SHORT EXERCISE
Find the lines holding "Kubernetes" and copy them.

EXCERPTED RECORDS
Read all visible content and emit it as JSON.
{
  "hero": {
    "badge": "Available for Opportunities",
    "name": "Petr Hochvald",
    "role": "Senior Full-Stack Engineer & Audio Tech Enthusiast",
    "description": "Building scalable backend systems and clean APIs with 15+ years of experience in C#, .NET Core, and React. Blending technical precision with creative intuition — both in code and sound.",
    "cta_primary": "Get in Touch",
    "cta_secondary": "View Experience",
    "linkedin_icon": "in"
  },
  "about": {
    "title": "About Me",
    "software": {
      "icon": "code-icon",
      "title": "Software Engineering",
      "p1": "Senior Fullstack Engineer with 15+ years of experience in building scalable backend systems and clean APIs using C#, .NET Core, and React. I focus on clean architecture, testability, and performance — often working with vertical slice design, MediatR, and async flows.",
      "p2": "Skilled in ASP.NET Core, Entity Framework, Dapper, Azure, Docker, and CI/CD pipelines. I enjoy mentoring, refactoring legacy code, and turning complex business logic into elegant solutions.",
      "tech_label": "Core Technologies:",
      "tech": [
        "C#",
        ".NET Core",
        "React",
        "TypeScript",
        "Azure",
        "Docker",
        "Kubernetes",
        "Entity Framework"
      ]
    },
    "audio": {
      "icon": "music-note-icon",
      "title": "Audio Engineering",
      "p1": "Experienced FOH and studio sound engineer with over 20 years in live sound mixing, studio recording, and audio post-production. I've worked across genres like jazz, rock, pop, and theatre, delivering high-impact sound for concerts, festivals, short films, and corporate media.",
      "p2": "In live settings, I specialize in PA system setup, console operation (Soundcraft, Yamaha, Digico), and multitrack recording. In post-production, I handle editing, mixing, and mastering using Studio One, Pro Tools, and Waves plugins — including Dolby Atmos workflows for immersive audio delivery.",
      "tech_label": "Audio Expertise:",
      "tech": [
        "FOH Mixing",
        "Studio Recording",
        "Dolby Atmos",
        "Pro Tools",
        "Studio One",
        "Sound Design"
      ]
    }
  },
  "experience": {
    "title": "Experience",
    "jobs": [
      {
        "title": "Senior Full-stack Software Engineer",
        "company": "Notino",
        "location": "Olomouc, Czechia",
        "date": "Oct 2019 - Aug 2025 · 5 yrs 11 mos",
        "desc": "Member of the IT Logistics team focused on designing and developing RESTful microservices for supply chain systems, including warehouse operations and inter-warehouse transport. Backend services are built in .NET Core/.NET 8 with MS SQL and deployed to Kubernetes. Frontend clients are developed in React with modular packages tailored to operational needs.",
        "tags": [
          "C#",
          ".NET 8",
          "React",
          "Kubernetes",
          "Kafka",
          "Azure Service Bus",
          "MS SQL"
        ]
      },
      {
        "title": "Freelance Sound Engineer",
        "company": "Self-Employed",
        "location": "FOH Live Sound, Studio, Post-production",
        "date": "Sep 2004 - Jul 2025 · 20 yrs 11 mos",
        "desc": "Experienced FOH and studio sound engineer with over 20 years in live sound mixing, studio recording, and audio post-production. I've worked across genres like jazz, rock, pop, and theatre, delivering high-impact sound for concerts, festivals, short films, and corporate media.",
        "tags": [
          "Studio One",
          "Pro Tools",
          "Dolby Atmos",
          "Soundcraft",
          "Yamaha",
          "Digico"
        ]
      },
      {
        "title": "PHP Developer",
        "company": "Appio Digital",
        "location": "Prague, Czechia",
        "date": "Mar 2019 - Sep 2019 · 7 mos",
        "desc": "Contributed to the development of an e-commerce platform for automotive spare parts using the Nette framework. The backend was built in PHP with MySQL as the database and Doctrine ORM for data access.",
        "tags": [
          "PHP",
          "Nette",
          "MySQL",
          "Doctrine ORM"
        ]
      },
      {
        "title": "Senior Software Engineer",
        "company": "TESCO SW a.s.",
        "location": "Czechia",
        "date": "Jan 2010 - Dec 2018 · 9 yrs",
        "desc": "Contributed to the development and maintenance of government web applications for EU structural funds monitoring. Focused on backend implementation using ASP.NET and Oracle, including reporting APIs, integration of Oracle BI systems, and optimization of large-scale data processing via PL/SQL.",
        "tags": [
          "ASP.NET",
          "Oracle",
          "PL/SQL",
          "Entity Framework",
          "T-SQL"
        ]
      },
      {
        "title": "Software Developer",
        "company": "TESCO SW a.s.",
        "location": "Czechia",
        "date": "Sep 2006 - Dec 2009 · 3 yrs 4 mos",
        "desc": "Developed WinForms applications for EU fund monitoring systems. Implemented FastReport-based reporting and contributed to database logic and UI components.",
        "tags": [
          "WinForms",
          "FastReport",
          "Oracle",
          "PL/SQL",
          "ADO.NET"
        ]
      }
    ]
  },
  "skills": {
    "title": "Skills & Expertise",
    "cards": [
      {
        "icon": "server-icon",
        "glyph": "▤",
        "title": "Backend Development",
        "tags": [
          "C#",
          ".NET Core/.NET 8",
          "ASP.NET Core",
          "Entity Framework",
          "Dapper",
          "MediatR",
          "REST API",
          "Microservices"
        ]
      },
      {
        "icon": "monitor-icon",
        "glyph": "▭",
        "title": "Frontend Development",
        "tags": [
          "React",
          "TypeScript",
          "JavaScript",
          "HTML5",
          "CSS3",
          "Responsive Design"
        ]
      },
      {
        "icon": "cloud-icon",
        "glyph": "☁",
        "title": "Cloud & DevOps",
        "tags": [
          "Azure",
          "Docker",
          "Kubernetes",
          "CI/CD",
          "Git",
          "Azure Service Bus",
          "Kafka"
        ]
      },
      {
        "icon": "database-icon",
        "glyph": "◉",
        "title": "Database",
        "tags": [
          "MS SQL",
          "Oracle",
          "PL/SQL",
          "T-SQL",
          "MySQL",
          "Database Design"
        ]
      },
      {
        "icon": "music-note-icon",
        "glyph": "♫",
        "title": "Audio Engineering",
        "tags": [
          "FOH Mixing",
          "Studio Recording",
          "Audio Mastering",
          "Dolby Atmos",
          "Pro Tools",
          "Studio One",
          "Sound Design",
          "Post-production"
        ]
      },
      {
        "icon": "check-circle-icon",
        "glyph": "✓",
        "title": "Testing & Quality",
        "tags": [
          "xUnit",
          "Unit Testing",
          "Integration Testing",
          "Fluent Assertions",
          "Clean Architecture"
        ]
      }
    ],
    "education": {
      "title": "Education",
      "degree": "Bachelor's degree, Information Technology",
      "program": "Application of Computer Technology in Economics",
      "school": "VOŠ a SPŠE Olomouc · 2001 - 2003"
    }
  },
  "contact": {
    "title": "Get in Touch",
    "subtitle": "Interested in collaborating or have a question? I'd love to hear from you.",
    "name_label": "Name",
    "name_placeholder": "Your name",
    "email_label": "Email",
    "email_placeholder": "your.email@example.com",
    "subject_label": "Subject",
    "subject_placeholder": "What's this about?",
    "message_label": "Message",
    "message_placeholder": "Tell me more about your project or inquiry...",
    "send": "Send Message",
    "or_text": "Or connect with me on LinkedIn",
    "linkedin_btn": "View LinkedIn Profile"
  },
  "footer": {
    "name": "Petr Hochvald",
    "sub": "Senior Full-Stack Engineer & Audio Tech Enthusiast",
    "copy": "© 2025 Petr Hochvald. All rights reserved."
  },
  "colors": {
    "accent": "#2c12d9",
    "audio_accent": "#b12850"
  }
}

THE ANSWER
        "Kubernetes",
        "desc": "Member of the IT Logistics team focused on designing and developing RESTful microservices for supply chain systems, including warehouse operations and inter-warehouse transport. Backend services are built in .NET Core/.NET 8 with MS SQL and deployed to Kubernetes. Frontend clients are developed in React with modular packages tailored to operational needs.",
          "Kubernetes",
          "Kubernetes",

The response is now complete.